* **Exercise directions**
All entries are to be printed again exactly, with their images omitted.

* **Extracted records**
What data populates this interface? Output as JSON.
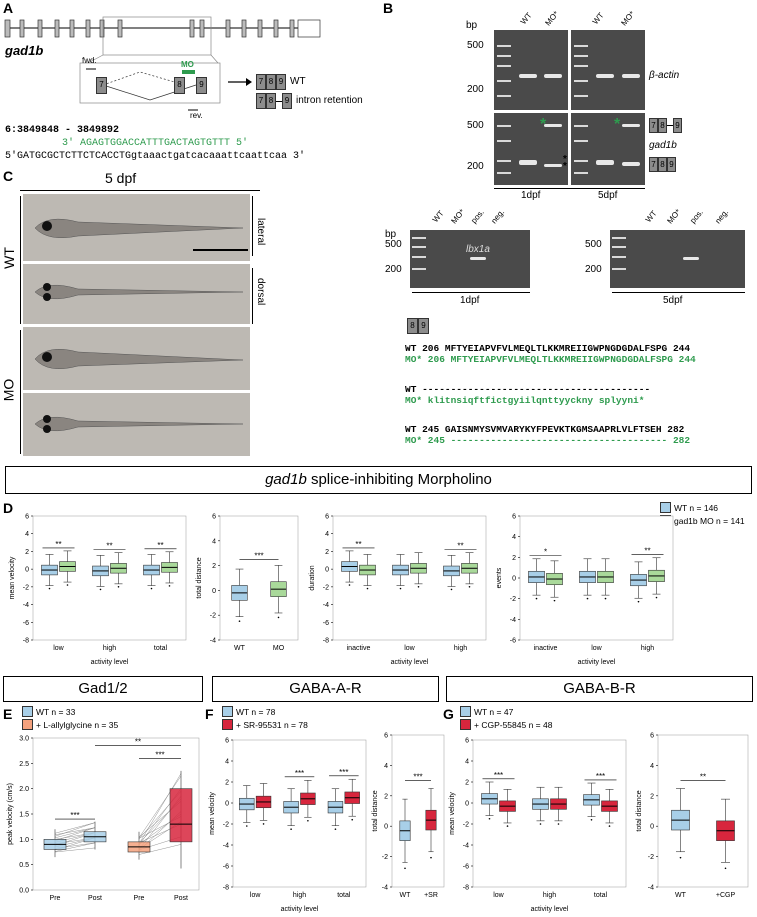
{
  "panels": {
    "A": "A",
    "B": "B",
    "C": "C",
    "D": "D",
    "E": "E",
    "F": "F",
    "G": "G"
  },
  "panelA": {
    "gene": "gad1b",
    "fwd": "fwd.",
    "rev": "rev.",
    "mo": "MO",
    "exon7": "7",
    "exon8": "8",
    "exon9": "9",
    "wt_label": "WT",
    "intron_label": "intron retention",
    "coords": "6:3849848 - 3849892",
    "mo_seq": "3' AGAGTGGACCATTTGACTAGTGTTT 5'",
    "genomic_seq": "5'GATGCGCTCTTCTCACCTGgtaaactgatcacaaattcaattcaa 3'"
  },
  "panelB": {
    "bp": "bp",
    "lanes": [
      "WT",
      "MO*",
      "WT",
      "MO*"
    ],
    "ladder_marks": [
      "500",
      "200",
      "500",
      "200"
    ],
    "beta_actin": "β-actin",
    "gad1b": "gad1b",
    "day1": "1dpf",
    "day5": "5dpf",
    "lanes2": [
      "WT",
      "MO*",
      "pos.",
      "neg."
    ],
    "lbx1a": "lbx1a",
    "ladder2": [
      "500",
      "200"
    ],
    "seq_wt1": "WT 206 MFTYEIAPVFVLMEQLTLKKMREIIGWPNGDGDALFSPG 244",
    "seq_mo1": "MO* 206 MFTYEIAPVFVLMEQLTLKKMREIIGWPNGDGDALFSPG 244",
    "seq_wt2": "WT ----------------------------------------",
    "seq_mo2": "MO* klitnsiqftfictgyiilqnttyyckny splyyni*",
    "seq_wt3": "WT 245 GAISNMYSVMVARYKYFPEVKTKGMSAAPRLVLFTSEH 282",
    "seq_mo3": "MO* 245 -------------------------------------- 282"
  },
  "panelC": {
    "title": "5 dpf",
    "lateral": "lateral",
    "dorsal": "dorsal",
    "wt": "WT",
    "mo": "MO"
  },
  "banner": "gad1b splice-inhibiting Morpholino",
  "banner_italic": "gad1b",
  "banner_rest": " splice-inhibiting Morpholino",
  "legendD": {
    "wt": "WT n = 146",
    "mo": "gad1b MO n = 141",
    "wt_color": "#a8cfe8",
    "mo_color": "#a9d99a"
  },
  "colors": {
    "wt_blue": "#a8cfe8",
    "mo_green": "#a9d99a",
    "red": "#d7263d",
    "salmon": "#f4a27e",
    "line_blue": "#2a7ab0"
  },
  "panelE_title": "Gad1/2",
  "panelF_title": "GABA-A-R",
  "panelG_title": "GABA-B-R",
  "legendE": {
    "a": "WT n = 33",
    "b": "+ L-allylglycine n = 35"
  },
  "legendF": {
    "a": "WT n = 78",
    "b": "+ SR-95531 n = 78"
  },
  "legendG": {
    "a": "WT n = 47",
    "b": "+ CGP-55845 n = 48"
  },
  "chart_data": [
    {
      "type": "box",
      "panel": "D1",
      "ylabel": "mean velocity",
      "xlabel": "activity level",
      "categories": [
        "low",
        "high",
        "total"
      ],
      "ylim": [
        -8,
        6
      ],
      "sig": [
        "**",
        "**",
        "**"
      ],
      "series": [
        {
          "name": "WT",
          "medians": [
            -0.1,
            -0.2,
            -0.1
          ]
        },
        {
          "name": "gad1b MO",
          "medians": [
            0.3,
            0.1,
            0.2
          ]
        }
      ]
    },
    {
      "type": "box",
      "panel": "D2",
      "ylabel": "total distance",
      "categories": [
        "WT",
        "MO"
      ],
      "ylim": [
        -4,
        6
      ],
      "sig": [
        "***"
      ],
      "medians": [
        -0.2,
        0.1
      ]
    },
    {
      "type": "box",
      "panel": "D3",
      "ylabel": "duration",
      "xlabel": "activity level",
      "categories": [
        "inactive",
        "low",
        "high"
      ],
      "ylim": [
        -8,
        6
      ],
      "sig": [
        "**",
        "",
        "**"
      ],
      "series": [
        {
          "name": "WT",
          "medians": [
            0.3,
            -0.1,
            -0.2
          ]
        },
        {
          "name": "gad1b MO",
          "medians": [
            -0.1,
            0.1,
            0.1
          ]
        }
      ]
    },
    {
      "type": "box",
      "panel": "D4",
      "ylabel": "events",
      "xlabel": "activity level",
      "categories": [
        "inactive",
        "low",
        "high"
      ],
      "ylim": [
        -6,
        6
      ],
      "sig": [
        "*",
        "",
        "**"
      ],
      "series": [
        {
          "name": "WT",
          "medians": [
            0.1,
            0.1,
            -0.2
          ]
        },
        {
          "name": "gad1b MO",
          "medians": [
            -0.1,
            0.1,
            0.2
          ]
        }
      ]
    },
    {
      "type": "box",
      "panel": "E",
      "ylabel": "peak velocity (cm/s)",
      "categories": [
        "Pre",
        "Post",
        "Pre",
        "Post"
      ],
      "ylim": [
        0,
        3
      ],
      "sig": [
        "***",
        "***",
        "**"
      ],
      "medians": [
        0.9,
        1.05,
        0.85,
        1.3
      ]
    },
    {
      "type": "box",
      "panel": "F1",
      "ylabel": "mean velocity",
      "xlabel": "activity level",
      "categories": [
        "low",
        "high",
        "total"
      ],
      "ylim": [
        -8,
        6
      ],
      "sig": [
        "",
        "***",
        "***"
      ],
      "series": [
        {
          "name": "WT",
          "medians": [
            -0.1,
            -0.4,
            -0.4
          ]
        },
        {
          "name": "+ SR-95531",
          "medians": [
            0.1,
            0.4,
            0.5
          ]
        }
      ]
    },
    {
      "type": "box",
      "panel": "F2",
      "ylabel": "total distance",
      "categories": [
        "WT",
        "+SR"
      ],
      "ylim": [
        -4,
        6
      ],
      "sig": [
        "***"
      ],
      "medians": [
        -0.3,
        0.4
      ]
    },
    {
      "type": "box",
      "panel": "G1",
      "ylabel": "mean velocity",
      "xlabel": "activity level",
      "categories": [
        "low",
        "high",
        "total"
      ],
      "ylim": [
        -8,
        6
      ],
      "sig": [
        "***",
        "",
        "***"
      ],
      "series": [
        {
          "name": "WT",
          "medians": [
            0.4,
            -0.1,
            0.3
          ]
        },
        {
          "name": "+ CGP-55845",
          "medians": [
            -0.3,
            -0.1,
            -0.3
          ]
        }
      ]
    },
    {
      "type": "box",
      "panel": "G2",
      "ylabel": "total distance",
      "categories": [
        "WT",
        "+CGP"
      ],
      "ylim": [
        -4,
        6
      ],
      "sig": [
        "**"
      ],
      "medians": [
        0.4,
        -0.3
      ]
    }
  ]
}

* **Solution to this exercise**
What data populates this interface? Output as JSON.
{
  "panels": {
    "A": "A",
    "B": "B",
    "C": "C",
    "D": "D",
    "E": "E",
    "F": "F",
    "G": "G"
  },
  "panelA": {
    "gene": "gad1b",
    "fwd": "fwd.",
    "rev": "rev.",
    "mo": "MO",
    "exon7": "7",
    "exon8": "8",
    "exon9": "9",
    "wt_label": "WT",
    "intron_label": "intron retention",
    "coords": "6:3849848 - 3849892",
    "mo_seq": "3' AGAGTGGACCATTTGACTAGTGTTT 5'",
    "genomic_seq": "5'GATGCGCTCTTCTCACCTGgtaaactgatcacaaattcaattcaa 3'"
  },
  "panelB": {
    "bp": "bp",
    "lanes": [
      "WT",
      "MO*",
      "WT",
      "MO*"
    ],
    "ladder_marks": [
      "500",
      "200",
      "500",
      "200"
    ],
    "beta_actin": "β-actin",
    "gad1b": "gad1b",
    "day1": "1dpf",
    "day5": "5dpf",
    "lanes2": [
      "WT",
      "MO*",
      "pos.",
      "neg."
    ],
    "lbx1a": "lbx1a",
    "ladder2": [
      "500",
      "200"
    ],
    "seq_wt1": "WT 206 MFTYEIAPVFVLMEQLTLKKMREIIGWPNGDGDALFSPG 244",
    "seq_mo1": "MO* 206 MFTYEIAPVFVLMEQLTLKKMREIIGWPNGDGDALFSPG 244",
    "seq_wt2": "WT ----------------------------------------",
    "seq_mo2": "MO* klitnsiqftfictgyiilqnttyyckny splyyni*",
    "seq_wt3": "WT 245 GAISNMYSVMVARYKYFPEVKTKGMSAAPRLVLFTSEH 282",
    "seq_mo3": "MO* 245 -------------------------------------- 282"
  },
  "panelC": {
    "title": "5 dpf",
    "lateral": "lateral",
    "dorsal": "dorsal",
    "wt": "WT",
    "mo": "MO"
  },
  "banner": "gad1b splice-inhibiting Morpholino",
  "banner_italic": "gad1b",
  "banner_rest": " splice-inhibiting Morpholino",
  "legendD": {
    "wt": "WT n = 146",
    "mo": "gad1b MO n = 141",
    "wt_color": "#a8cfe8",
    "mo_color": "#a9d99a"
  },
  "colors": {
    "wt_blue": "#a8cfe8",
    "mo_green": "#a9d99a",
    "red": "#d7263d",
    "salmon": "#f4a27e",
    "line_blue": "#2a7ab0"
  },
  "panelE_title": "Gad1/2",
  "panelF_title": "GABA-A-R",
  "panelG_title": "GABA-B-R",
  "legendE": {
    "a": "WT n = 33",
    "b": "+ L-allylglycine n = 35"
  },
  "legendF": {
    "a": "WT n = 78",
    "b": "+ SR-95531 n = 78"
  },
  "legendG": {
    "a": "WT n = 47",
    "b": "+ CGP-55845 n = 48"
  },
  "chart_data": [
    {
      "type": "box",
      "panel": "D1",
      "ylabel": "mean velocity",
      "xlabel": "activity level",
      "categories": [
        "low",
        "high",
        "total"
      ],
      "ylim": [
        -8,
        6
      ],
      "sig": [
        "**",
        "**",
        "**"
      ],
      "series": [
        {
          "name": "WT",
          "medians": [
            -0.1,
            -0.2,
            -0.1
          ]
        },
        {
          "name": "gad1b MO",
          "medians": [
            0.3,
            0.1,
            0.2
          ]
        }
      ]
    },
    {
      "type": "box",
      "panel": "D2",
      "ylabel": "total distance",
      "categories": [
        "WT",
        "MO"
      ],
      "ylim": [
        -4,
        6
      ],
      "sig": [
        "***"
      ],
      "medians": [
        -0.2,
        0.1
      ]
    },
    {
      "type": "box",
      "panel": "D3",
      "ylabel": "duration",
      "xlabel": "activity level",
      "categories": [
        "inactive",
        "low",
        "high"
      ],
      "ylim": [
        -8,
        6
      ],
      "sig": [
        "**",
        "",
        "**"
      ],
      "series": [
        {
          "name": "WT",
          "medians": [
            0.3,
            -0.1,
            -0.2
          ]
        },
        {
          "name": "gad1b MO",
          "medians": [
            -0.1,
            0.1,
            0.1
          ]
        }
      ]
    },
    {
      "type": "box",
      "panel": "D4",
      "ylabel": "events",
      "xlabel": "activity level",
      "categories": [
        "inactive",
        "low",
        "high"
      ],
      "ylim": [
        -6,
        6
      ],
      "sig": [
        "*",
        "",
        "**"
      ],
      "series": [
        {
          "name": "WT",
          "medians": [
            0.1,
            0.1,
            -0.2
          ]
        },
        {
          "name": "gad1b MO",
          "medians": [
            -0.1,
            0.1,
            0.2
          ]
        }
      ]
    },
    {
      "type": "box",
      "panel": "E",
      "ylabel": "peak velocity (cm/s)",
      "categories": [
        "Pre",
        "Post",
        "Pre",
        "Post"
      ],
      "ylim": [
        0,
        3
      ],
      "sig": [
        "***",
        "***",
        "**"
      ],
      "medians": [
        0.9,
        1.05,
        0.85,
        1.3
      ]
    },
    {
      "type": "box",
      "panel": "F1",
      "ylabel": "mean velocity",
      "xlabel": "activity level",
      "categories": [
        "low",
        "high",
        "total"
      ],
      "ylim": [
        -8,
        6
      ],
      "sig": [
        "",
        "***",
        "***"
      ],
      "series": [
        {
          "name": "WT",
          "medians": [
            -0.1,
            -0.4,
            -0.4
          ]
        },
        {
          "name": "+ SR-95531",
          "medians": [
            0.1,
            0.4,
            0.5
          ]
        }
      ]
    },
    {
      "type": "box",
      "panel": "F2",
      "ylabel": "total distance",
      "categories": [
        "WT",
        "+SR"
      ],
      "ylim": [
        -4,
        6
      ],
      "sig": [
        "***"
      ],
      "medians": [
        -0.3,
        0.4
      ]
    },
    {
      "type": "box",
      "panel": "G1",
      "ylabel": "mean velocity",
      "xlabel": "activity level",
      "categories": [
        "low",
        "high",
        "total"
      ],
      "ylim": [
        -8,
        6
      ],
      "sig": [
        "***",
        "",
        "***"
      ],
      "series": [
        {
          "name": "WT",
          "medians": [
            0.4,
            -0.1,
            0.3
          ]
        },
        {
          "name": "+ CGP-55845",
          "medians": [
            -0.3,
            -0.1,
            -0.3
          ]
        }
      ]
    },
    {
      "type": "box",
      "panel": "G2",
      "ylabel": "total distance",
      "categories": [
        "WT",
        "+CGP"
      ],
      "ylim": [
        -4,
        6
      ],
      "sig": [
        "**"
      ],
      "medians": [
        0.4,
        -0.3
      ]
    }
  ]
}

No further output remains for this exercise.